■ Your task ■
Restate, word for word, all of the material shown below.

■ Listing ■
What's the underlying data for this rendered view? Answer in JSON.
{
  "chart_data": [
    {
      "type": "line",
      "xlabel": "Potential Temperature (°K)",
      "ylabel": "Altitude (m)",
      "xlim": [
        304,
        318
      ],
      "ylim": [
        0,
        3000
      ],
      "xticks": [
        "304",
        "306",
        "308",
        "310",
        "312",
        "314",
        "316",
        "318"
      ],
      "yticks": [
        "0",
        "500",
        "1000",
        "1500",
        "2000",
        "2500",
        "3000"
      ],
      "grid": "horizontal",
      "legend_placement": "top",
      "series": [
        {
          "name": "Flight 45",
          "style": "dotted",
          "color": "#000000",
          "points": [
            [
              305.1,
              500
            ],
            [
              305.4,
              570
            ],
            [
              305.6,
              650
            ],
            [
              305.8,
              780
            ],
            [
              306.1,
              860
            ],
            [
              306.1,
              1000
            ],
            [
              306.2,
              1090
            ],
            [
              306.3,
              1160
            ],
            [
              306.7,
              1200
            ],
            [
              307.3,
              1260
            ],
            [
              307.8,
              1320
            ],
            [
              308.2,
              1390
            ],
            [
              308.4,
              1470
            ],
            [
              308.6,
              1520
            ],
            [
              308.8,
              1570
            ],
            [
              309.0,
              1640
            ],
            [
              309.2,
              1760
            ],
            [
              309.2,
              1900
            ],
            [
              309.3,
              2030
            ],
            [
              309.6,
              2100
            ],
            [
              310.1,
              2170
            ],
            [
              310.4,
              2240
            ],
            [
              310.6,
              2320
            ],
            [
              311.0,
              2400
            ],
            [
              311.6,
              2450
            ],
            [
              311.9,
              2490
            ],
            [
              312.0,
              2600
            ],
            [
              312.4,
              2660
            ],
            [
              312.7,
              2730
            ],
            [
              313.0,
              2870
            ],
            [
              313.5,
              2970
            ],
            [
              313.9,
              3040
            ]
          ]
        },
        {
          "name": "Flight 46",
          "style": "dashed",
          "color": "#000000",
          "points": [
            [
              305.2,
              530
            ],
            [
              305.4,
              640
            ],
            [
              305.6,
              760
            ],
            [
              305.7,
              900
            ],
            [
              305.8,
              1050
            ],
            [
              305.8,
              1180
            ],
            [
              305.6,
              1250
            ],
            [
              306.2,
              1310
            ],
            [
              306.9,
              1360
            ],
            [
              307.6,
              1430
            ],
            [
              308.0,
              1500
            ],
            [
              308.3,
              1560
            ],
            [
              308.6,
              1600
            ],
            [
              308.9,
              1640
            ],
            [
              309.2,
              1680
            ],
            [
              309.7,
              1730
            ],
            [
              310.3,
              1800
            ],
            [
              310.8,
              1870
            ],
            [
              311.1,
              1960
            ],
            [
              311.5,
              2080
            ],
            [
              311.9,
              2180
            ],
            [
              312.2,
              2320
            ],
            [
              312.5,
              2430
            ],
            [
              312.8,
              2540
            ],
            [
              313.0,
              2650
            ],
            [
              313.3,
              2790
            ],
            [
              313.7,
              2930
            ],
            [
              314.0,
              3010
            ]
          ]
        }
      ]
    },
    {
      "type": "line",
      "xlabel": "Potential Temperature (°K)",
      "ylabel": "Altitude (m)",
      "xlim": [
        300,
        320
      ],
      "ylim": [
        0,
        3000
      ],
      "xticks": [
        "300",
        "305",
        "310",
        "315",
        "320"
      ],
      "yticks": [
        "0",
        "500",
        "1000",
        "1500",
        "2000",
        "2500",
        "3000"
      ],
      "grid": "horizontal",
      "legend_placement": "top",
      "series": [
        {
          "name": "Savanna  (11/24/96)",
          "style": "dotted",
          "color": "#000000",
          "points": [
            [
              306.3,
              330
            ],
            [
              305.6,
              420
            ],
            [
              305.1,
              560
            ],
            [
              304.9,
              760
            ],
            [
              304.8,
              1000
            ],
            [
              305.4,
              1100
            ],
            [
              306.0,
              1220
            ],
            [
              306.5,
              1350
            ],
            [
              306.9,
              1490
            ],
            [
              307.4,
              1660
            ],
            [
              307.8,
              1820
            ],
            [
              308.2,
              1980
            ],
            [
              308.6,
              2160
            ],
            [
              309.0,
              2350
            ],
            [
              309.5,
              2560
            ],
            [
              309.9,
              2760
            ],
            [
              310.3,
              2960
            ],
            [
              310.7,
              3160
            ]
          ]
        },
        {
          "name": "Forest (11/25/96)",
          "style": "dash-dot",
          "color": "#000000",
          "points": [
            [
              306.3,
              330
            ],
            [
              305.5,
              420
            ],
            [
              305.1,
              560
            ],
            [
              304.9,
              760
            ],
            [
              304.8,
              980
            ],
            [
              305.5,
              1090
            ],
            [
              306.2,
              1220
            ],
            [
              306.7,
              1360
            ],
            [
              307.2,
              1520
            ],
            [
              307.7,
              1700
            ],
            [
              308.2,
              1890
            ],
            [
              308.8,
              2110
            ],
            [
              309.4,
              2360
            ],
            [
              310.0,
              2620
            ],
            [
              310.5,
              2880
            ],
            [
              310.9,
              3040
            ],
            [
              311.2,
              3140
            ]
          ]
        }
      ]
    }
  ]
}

■ Task response ■
What's the underlying data for this rendered view? Answer in JSON.
{
  "chart_data": [
    {
      "type": "line",
      "xlabel": "Potential Temperature (°K)",
      "ylabel": "Altitude (m)",
      "xlim": [
        304,
        318
      ],
      "ylim": [
        0,
        3000
      ],
      "xticks": [
        "304",
        "306",
        "308",
        "310",
        "312",
        "314",
        "316",
        "318"
      ],
      "yticks": [
        "0",
        "500",
        "1000",
        "1500",
        "2000",
        "2500",
        "3000"
      ],
      "grid": "horizontal",
      "legend_placement": "top",
      "series": [
        {
          "name": "Flight 45",
          "style": "dotted",
          "color": "#000000",
          "points": [
            [
              305.1,
              500
            ],
            [
              305.4,
              570
            ],
            [
              305.6,
              650
            ],
            [
              305.8,
              780
            ],
            [
              306.1,
              860
            ],
            [
              306.1,
              1000
            ],
            [
              306.2,
              1090
            ],
            [
              306.3,
              1160
            ],
            [
              306.7,
              1200
            ],
            [
              307.3,
              1260
            ],
            [
              307.8,
              1320
            ],
            [
              308.2,
              1390
            ],
            [
              308.4,
              1470
            ],
            [
              308.6,
              1520
            ],
            [
              308.8,
              1570
            ],
            [
              309.0,
              1640
            ],
            [
              309.2,
              1760
            ],
            [
              309.2,
              1900
            ],
            [
              309.3,
              2030
            ],
            [
              309.6,
              2100
            ],
            [
              310.1,
              2170
            ],
            [
              310.4,
              2240
            ],
            [
              310.6,
              2320
            ],
            [
              311.0,
              2400
            ],
            [
              311.6,
              2450
            ],
            [
              311.9,
              2490
            ],
            [
              312.0,
              2600
            ],
            [
              312.4,
              2660
            ],
            [
              312.7,
              2730
            ],
            [
              313.0,
              2870
            ],
            [
              313.5,
              2970
            ],
            [
              313.9,
              3040
            ]
          ]
        },
        {
          "name": "Flight 46",
          "style": "dashed",
          "color": "#000000",
          "points": [
            [
              305.2,
              530
            ],
            [
              305.4,
              640
            ],
            [
              305.6,
              760
            ],
            [
              305.7,
              900
            ],
            [
              305.8,
              1050
            ],
            [
              305.8,
              1180
            ],
            [
              305.6,
              1250
            ],
            [
              306.2,
              1310
            ],
            [
              306.9,
              1360
            ],
            [
              307.6,
              1430
            ],
            [
              308.0,
              1500
            ],
            [
              308.3,
              1560
            ],
            [
              308.6,
              1600
            ],
            [
              308.9,
              1640
            ],
            [
              309.2,
              1680
            ],
            [
              309.7,
              1730
            ],
            [
              310.3,
              1800
            ],
            [
              310.8,
              1870
            ],
            [
              311.1,
              1960
            ],
            [
              311.5,
              2080
            ],
            [
              311.9,
              2180
            ],
            [
              312.2,
              2320
            ],
            [
              312.5,
              2430
            ],
            [
              312.8,
              2540
            ],
            [
              313.0,
              2650
            ],
            [
              313.3,
              2790
            ],
            [
              313.7,
              2930
            ],
            [
              314.0,
              3010
            ]
          ]
        }
      ]
    },
    {
      "type": "line",
      "xlabel": "Potential Temperature (°K)",
      "ylabel": "Altitude (m)",
      "xlim": [
        300,
        320
      ],
      "ylim": [
        0,
        3000
      ],
      "xticks": [
        "300",
        "305",
        "310",
        "315",
        "320"
      ],
      "yticks": [
        "0",
        "500",
        "1000",
        "1500",
        "2000",
        "2500",
        "3000"
      ],
      "grid": "horizontal",
      "legend_placement": "top",
      "series": [
        {
          "name": "Savanna  (11/24/96)",
          "style": "dotted",
          "color": "#000000",
          "points": [
            [
              306.3,
              330
            ],
            [
              305.6,
              420
            ],
            [
              305.1,
              560
            ],
            [
              304.9,
              760
            ],
            [
              304.8,
              1000
            ],
            [
              305.4,
              1100
            ],
            [
              306.0,
              1220
            ],
            [
              306.5,
              1350
            ],
            [
              306.9,
              1490
            ],
            [
              307.4,
              1660
            ],
            [
              307.8,
              1820
            ],
            [
              308.2,
              1980
            ],
            [
              308.6,
              2160
            ],
            [
              309.0,
              2350
            ],
            [
              309.5,
              2560
            ],
            [
              309.9,
              2760
            ],
            [
              310.3,
              2960
            ],
            [
              310.7,
              3160
            ]
          ]
        },
        {
          "name": "Forest (11/25/96)",
          "style": "dash-dot",
          "color": "#000000",
          "points": [
            [
              306.3,
              330
            ],
            [
              305.5,
              420
            ],
            [
              305.1,
              560
            ],
            [
              304.9,
              760
            ],
            [
              304.8,
              980
            ],
            [
              305.5,
              1090
            ],
            [
              306.2,
              1220
            ],
            [
              306.7,
              1360
            ],
            [
              307.2,
              1520
            ],
            [
              307.7,
              1700
            ],
            [
              308.2,
              1890
            ],
            [
              308.8,
              2110
            ],
            [
              309.4,
              2360
            ],
            [
              310.0,
              2620
            ],
            [
              310.5,
              2880
            ],
            [
              310.9,
              3040
            ],
            [
              311.2,
              3140
            ]
          ]
        }
      ]
    }
  ]
}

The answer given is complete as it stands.